▸ Set tasks
[1] Summarize the biography of Frank Blake in two sentences.
[2] Name every school that the biography of Frank Blake says he attended, listing each one once.
[3] Extend the biography of Frank Blake by writing what comes after its last sentence.

▸ Selected extract

★ ★ ★ ★ ★

United States Deputy Secretary of Energy
- In office June 1, 2001 – April 2002
- President: George W. Bush
- Preceded by: Charles B. Curtis
- Succeeded by: Kyle E. McSlarrow

Personal details
- Born: Francis Stanton Blake July 30, 1949 (age 77) Boston, Massachusetts, U.S.
- Party: Republican
- Spouse(s): Anne McChristian Elizabeth Lanier
- Education: Harvard University (BA) Columbia University (JD)
- Occupation: CEO

= Frank Blake (businessman) =

American businessman and lawyer (born 1949)

Francis Stanton Blake (born July 30, 1949) is an American businessman and lawyer, who was the chairman and CEO of The Home Depot from January 2007 to May 2014. Prior to this he worked for the U.S. Department of Energy and General Electric. He was a longtime protégé of Robert Nardelli.

==Education and family==
Blake attended Brooks School in North Andover, Massachusetts, class of 1967. He received his bachelor's degree from Harvard University in 1971, and a Juris Doctor from Columbia Law School in 1976, where he served as the Editor-in-Chief of the Columbia Law Review.

In 1977, Blake married Anne McChristian with whom he had two children. In 2005, he married Elizabeth Lanier (Blake) who works as general counsel for Habitat for Humanity International.

Blake's son, also named Frank, served in the 2003 Iraq War where he was a Bronze Star recipient, was previously a Home Depot store manager while Blake was CEO. Frank Jr. is now Vice President in the Atlanta region for Home Depot.

★ ★ ★ ★ ★

▸ Listing
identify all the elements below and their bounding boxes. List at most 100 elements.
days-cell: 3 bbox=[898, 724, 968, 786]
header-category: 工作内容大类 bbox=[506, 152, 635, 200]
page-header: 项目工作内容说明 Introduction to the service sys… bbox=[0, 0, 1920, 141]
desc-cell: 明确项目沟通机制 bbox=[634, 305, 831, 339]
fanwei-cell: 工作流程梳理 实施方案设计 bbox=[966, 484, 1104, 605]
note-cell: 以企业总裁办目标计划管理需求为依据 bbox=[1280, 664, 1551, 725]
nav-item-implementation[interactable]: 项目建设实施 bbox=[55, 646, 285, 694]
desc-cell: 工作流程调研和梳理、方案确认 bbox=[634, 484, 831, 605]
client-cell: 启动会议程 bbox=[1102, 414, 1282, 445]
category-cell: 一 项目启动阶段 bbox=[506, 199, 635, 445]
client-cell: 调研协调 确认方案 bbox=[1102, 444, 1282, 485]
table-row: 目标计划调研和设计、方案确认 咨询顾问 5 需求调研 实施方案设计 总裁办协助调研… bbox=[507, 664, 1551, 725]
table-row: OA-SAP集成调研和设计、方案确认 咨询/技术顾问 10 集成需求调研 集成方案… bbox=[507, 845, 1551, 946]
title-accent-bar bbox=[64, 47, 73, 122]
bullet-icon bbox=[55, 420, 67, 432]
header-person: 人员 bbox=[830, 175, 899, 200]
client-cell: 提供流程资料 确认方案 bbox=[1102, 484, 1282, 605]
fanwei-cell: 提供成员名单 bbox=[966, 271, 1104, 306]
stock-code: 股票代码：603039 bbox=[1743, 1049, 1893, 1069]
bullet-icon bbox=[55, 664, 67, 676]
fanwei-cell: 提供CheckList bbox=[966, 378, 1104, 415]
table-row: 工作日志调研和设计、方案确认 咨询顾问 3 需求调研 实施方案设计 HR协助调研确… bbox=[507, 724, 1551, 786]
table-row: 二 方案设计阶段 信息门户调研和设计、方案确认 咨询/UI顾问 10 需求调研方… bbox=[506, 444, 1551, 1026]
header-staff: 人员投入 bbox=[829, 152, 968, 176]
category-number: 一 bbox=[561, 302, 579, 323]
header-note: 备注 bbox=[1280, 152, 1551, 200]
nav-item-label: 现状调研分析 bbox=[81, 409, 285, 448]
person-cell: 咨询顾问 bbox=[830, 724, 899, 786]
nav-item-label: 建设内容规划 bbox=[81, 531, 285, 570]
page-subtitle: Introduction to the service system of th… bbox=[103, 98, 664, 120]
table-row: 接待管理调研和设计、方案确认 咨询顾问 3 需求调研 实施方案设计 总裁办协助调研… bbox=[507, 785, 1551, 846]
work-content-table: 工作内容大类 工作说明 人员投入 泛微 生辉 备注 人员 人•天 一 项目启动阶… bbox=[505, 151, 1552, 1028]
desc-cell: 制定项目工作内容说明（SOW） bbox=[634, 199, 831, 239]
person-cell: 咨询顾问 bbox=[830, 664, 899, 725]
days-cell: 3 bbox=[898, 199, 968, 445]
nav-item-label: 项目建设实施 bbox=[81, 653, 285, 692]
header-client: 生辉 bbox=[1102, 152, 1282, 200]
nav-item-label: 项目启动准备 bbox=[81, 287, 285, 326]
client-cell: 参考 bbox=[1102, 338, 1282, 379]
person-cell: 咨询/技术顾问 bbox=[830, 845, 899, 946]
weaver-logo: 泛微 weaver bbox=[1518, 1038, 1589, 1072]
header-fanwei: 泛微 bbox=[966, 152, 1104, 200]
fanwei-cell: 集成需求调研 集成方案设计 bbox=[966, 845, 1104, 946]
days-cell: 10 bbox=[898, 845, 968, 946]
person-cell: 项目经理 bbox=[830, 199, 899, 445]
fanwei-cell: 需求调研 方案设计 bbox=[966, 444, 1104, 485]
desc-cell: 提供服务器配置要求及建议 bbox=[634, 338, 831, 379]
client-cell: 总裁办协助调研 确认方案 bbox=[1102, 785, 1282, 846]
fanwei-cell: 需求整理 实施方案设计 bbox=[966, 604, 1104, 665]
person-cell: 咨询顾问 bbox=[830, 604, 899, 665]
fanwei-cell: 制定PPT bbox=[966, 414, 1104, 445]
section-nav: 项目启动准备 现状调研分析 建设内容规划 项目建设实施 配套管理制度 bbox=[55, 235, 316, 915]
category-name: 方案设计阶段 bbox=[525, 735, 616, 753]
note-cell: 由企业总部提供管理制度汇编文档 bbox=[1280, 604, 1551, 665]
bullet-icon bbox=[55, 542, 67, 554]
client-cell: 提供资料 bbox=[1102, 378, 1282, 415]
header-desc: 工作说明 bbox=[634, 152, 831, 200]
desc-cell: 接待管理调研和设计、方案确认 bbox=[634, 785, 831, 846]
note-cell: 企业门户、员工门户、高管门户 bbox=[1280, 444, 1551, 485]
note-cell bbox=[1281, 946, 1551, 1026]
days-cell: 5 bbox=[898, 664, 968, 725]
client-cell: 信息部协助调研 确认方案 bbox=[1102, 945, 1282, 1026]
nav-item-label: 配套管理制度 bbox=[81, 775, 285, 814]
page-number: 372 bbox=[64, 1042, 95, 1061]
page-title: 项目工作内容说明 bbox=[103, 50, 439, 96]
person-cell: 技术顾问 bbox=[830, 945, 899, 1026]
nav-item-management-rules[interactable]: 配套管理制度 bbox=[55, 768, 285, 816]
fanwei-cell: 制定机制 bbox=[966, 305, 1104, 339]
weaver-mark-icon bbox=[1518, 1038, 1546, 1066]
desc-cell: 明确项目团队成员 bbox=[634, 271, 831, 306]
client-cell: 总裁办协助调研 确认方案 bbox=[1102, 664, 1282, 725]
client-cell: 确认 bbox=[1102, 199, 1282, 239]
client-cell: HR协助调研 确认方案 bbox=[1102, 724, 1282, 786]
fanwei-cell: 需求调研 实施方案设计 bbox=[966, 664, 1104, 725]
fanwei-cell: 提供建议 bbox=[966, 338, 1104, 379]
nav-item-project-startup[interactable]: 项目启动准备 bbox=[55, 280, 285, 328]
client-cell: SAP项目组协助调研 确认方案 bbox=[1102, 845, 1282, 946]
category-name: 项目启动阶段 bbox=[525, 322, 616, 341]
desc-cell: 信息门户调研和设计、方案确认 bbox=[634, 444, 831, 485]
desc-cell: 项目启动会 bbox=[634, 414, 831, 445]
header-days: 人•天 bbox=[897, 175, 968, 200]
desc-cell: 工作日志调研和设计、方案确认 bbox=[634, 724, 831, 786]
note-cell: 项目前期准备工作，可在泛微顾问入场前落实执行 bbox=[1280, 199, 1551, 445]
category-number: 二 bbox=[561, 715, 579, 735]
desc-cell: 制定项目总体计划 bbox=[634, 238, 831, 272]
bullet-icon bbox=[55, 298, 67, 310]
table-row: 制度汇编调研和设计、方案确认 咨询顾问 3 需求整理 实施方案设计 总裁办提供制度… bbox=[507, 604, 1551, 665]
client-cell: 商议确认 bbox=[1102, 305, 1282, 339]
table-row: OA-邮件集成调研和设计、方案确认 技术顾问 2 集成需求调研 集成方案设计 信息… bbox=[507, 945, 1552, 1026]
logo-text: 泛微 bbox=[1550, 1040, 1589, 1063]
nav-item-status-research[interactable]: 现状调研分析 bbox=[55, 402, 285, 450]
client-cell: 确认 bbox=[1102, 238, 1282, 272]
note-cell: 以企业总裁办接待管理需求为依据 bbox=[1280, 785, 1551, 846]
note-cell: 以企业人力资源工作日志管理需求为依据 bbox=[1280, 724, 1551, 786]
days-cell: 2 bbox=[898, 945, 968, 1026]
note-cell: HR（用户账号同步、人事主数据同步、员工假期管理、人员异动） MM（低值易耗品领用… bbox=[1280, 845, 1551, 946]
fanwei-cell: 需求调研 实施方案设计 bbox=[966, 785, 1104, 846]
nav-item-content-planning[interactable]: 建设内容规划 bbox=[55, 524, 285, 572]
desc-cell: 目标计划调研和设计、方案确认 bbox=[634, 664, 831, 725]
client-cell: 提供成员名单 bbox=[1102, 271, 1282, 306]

★ ★ ★ ★ ★

▸ Replies
[1] Frank Blake, born in 1949, is an American businessman and lawyer who was chairman and CEO of The Home Depot from January 2007 to May 2014, after working for the U.S. Department of Energy and General Electric. He earned a bachelor's degree from Harvard University and a Juris Doctor from Columbia Law School, and he married Anne McChristian in 1977 and Elizabeth Lanier in 2005.

[2]
- Brooks School
- Harvard University
- Columbia Law School

[3]
==Legal career==
From 1971 to 1973, Blake was a legislative assistant to the joint committee on Social Welfare of the Massachusetts legislature. He was admitted to the District of Columbia bar in 1978. He served as a law clerk to Judge Wilfred Feinberg and then to Supreme Court Justice John Paul Stevens. Blake also served as general counsel for the U.S. Environmental Protection Agency (EPA), deputy counsel to Vice President George H. W. Bush.

== Management ==

From 1991 to 1995, he was the general counsel for General Electric. As senior vice president, Corporate Business Development, he led all business development efforts, including worldwide mergers, acquisitions, dispositions and identification of strategic growth opportunities. As GE Power Systems head of business development, he played a key role in expanding that business into new technology and global marketplaces. He also held the position of general counsel at GE Power Systems.

Blake then served as Deputy Secretary for the U.S. Department of Energy (DOE), a role similar to that of chief operating officer in the private sector. There, he was a leader in departmental policy decisions and managed DOE's annual $19 billion budget.

Blake joined the Home Depot in 2002 as executive vice president for Business Development and Corporate Operations, and vice chairman on the board of directors, reporting directly to chairman and CEO Robert Nardelli. His responsibilities include real estate, store construction and maintenance, credit services, strategic business development, special orders and service improvement, call centers and Installation Services Business.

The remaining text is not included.